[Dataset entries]
*-*-*

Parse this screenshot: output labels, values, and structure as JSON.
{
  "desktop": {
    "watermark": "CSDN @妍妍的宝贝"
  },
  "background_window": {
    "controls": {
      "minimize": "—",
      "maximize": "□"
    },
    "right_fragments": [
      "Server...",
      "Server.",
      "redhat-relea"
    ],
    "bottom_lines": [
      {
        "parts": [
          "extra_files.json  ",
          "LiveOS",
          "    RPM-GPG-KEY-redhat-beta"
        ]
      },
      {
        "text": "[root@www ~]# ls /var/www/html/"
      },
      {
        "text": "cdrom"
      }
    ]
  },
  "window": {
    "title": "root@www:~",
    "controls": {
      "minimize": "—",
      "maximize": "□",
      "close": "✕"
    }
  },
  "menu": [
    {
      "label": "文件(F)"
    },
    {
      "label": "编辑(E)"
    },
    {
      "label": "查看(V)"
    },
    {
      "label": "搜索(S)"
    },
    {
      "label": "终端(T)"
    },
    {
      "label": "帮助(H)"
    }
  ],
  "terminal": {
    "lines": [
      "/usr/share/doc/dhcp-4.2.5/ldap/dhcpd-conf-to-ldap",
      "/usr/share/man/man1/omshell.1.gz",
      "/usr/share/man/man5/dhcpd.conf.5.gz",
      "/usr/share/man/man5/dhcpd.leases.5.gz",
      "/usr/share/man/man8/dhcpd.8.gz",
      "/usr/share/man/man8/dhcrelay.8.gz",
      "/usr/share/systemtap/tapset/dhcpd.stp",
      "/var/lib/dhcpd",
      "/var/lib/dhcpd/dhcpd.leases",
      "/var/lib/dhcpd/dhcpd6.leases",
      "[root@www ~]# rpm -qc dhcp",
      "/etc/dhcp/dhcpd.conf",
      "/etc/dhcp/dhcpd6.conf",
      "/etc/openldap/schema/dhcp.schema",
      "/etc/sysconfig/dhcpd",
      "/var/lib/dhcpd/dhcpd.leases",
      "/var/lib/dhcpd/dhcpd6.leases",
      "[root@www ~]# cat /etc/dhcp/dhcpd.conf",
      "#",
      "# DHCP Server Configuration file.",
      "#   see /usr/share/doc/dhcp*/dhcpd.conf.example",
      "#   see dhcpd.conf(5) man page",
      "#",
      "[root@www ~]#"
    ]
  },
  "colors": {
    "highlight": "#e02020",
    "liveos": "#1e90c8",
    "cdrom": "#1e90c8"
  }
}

*-*-*

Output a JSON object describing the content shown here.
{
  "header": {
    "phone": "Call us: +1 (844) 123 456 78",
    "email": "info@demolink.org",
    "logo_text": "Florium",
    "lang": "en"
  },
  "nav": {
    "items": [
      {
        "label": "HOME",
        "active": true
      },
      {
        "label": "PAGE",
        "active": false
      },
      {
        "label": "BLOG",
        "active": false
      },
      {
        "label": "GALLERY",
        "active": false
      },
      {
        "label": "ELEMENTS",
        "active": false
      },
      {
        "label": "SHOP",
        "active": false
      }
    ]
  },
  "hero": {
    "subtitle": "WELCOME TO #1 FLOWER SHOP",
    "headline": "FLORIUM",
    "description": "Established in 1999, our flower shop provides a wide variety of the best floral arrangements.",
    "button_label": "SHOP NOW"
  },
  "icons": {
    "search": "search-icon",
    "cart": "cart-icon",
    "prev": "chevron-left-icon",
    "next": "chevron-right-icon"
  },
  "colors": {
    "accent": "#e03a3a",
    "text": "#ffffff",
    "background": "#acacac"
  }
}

*-*-*

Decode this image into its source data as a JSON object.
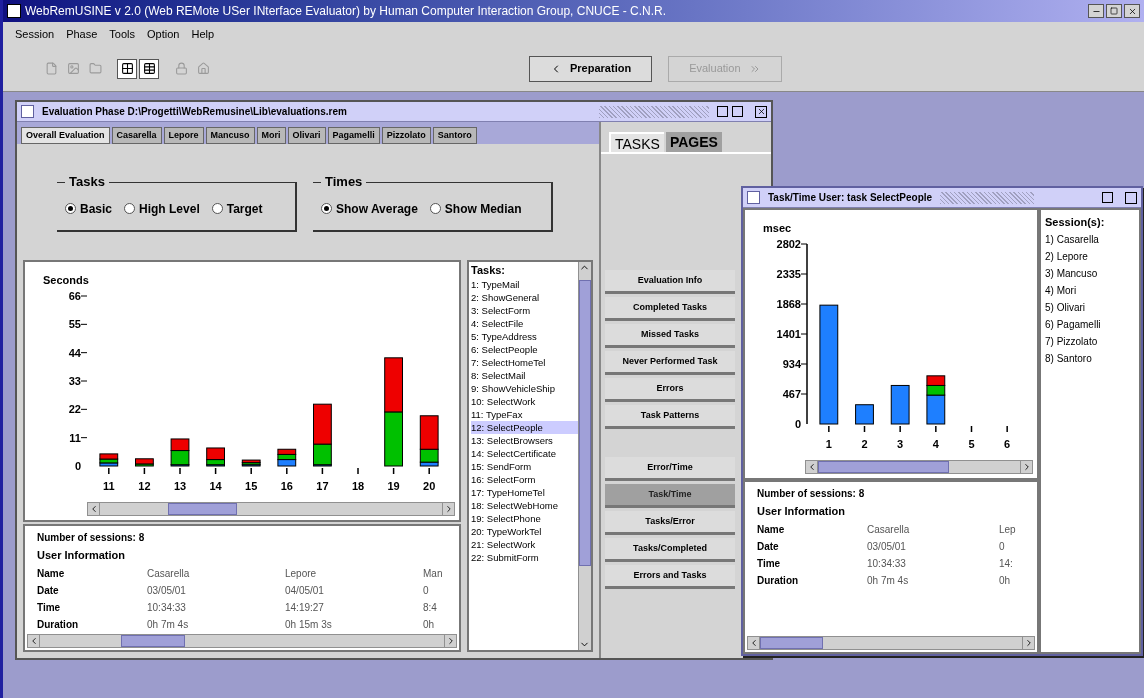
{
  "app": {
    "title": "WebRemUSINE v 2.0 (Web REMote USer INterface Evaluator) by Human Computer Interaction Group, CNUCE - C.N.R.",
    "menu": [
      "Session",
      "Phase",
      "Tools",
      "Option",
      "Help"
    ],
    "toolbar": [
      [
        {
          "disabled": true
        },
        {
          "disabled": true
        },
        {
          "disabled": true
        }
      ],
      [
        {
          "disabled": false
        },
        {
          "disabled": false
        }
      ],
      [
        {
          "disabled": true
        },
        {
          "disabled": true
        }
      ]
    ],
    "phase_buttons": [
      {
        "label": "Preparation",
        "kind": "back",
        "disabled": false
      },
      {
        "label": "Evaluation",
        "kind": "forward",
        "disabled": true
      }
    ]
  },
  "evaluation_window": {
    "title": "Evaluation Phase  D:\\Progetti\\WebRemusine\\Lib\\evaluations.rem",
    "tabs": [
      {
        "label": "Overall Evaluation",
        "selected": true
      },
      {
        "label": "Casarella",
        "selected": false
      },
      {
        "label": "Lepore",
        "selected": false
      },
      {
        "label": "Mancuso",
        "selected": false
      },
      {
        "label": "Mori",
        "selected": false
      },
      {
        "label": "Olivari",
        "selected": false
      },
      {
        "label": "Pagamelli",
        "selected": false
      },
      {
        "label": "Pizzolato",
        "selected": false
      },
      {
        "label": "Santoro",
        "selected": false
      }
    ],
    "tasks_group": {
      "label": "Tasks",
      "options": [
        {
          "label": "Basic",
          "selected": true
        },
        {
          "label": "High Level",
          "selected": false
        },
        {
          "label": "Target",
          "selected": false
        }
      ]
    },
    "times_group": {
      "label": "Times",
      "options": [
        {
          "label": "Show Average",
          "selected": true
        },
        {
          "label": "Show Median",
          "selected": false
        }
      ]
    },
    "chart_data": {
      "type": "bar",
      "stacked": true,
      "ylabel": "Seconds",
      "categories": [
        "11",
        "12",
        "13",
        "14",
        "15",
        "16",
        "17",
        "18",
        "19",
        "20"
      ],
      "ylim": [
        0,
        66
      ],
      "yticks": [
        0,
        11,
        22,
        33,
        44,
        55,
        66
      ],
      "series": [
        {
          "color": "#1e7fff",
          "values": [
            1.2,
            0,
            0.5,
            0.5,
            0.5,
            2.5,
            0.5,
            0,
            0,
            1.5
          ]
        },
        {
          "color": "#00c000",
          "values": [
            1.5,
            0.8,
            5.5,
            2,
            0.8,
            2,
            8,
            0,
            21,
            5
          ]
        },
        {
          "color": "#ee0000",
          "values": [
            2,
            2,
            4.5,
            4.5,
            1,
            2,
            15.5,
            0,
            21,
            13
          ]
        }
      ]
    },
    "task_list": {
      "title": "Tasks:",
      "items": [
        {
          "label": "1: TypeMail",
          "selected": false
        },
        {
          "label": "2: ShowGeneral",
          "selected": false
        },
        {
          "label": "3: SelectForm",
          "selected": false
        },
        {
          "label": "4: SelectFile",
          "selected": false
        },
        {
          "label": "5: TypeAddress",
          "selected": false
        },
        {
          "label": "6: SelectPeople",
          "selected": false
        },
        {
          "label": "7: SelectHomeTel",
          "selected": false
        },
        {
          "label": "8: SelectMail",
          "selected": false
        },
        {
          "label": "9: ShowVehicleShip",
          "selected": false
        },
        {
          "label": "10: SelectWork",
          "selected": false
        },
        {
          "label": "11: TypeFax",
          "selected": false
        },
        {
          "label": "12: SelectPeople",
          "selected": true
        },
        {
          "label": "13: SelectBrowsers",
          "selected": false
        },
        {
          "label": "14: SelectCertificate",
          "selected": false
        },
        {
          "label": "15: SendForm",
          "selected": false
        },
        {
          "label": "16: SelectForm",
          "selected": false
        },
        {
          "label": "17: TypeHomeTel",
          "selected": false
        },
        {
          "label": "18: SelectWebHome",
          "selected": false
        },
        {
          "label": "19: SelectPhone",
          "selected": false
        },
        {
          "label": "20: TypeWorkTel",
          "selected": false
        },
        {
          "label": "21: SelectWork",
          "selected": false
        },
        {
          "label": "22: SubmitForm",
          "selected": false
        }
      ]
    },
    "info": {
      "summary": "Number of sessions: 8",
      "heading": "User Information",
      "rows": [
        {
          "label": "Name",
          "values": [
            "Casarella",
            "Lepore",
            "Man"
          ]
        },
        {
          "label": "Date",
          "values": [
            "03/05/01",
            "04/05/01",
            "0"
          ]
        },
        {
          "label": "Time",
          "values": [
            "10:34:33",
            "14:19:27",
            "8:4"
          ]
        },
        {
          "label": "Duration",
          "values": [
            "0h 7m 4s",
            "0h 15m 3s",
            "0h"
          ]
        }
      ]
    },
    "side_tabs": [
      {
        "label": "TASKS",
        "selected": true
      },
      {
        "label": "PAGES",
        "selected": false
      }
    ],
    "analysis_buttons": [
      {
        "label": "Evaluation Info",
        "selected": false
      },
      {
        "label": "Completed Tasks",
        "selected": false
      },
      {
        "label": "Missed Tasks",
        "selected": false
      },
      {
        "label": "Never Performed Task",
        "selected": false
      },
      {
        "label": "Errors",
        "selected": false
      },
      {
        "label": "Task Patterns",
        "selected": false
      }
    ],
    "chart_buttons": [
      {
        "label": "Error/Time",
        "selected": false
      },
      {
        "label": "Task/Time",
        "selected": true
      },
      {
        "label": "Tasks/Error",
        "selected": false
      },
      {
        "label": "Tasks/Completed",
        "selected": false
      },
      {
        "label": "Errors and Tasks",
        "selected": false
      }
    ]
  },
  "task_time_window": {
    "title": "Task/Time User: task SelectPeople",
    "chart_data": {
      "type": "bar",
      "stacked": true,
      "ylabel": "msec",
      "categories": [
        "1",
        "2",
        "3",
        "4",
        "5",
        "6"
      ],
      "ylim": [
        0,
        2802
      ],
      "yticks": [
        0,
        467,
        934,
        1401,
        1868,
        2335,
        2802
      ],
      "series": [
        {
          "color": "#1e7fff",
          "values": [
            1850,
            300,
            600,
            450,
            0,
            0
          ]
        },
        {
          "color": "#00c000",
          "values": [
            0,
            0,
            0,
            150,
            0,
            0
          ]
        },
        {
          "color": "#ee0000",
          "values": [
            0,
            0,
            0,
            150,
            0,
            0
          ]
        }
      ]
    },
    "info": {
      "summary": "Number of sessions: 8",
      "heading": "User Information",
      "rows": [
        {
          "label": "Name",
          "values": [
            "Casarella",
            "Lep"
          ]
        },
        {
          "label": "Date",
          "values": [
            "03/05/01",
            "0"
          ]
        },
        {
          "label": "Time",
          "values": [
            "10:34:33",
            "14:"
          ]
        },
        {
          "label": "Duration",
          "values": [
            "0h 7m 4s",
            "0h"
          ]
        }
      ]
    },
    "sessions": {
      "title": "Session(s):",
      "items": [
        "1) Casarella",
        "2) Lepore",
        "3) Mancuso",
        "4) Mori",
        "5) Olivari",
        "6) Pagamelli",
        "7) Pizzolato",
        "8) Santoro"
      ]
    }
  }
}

*-*-*

To be done |
Search the preceding listing for "redhat" and extract every line where it is found.

Response below |
      "redhat-relea"
          "    RPM-GPG-KEY-redhat-beta"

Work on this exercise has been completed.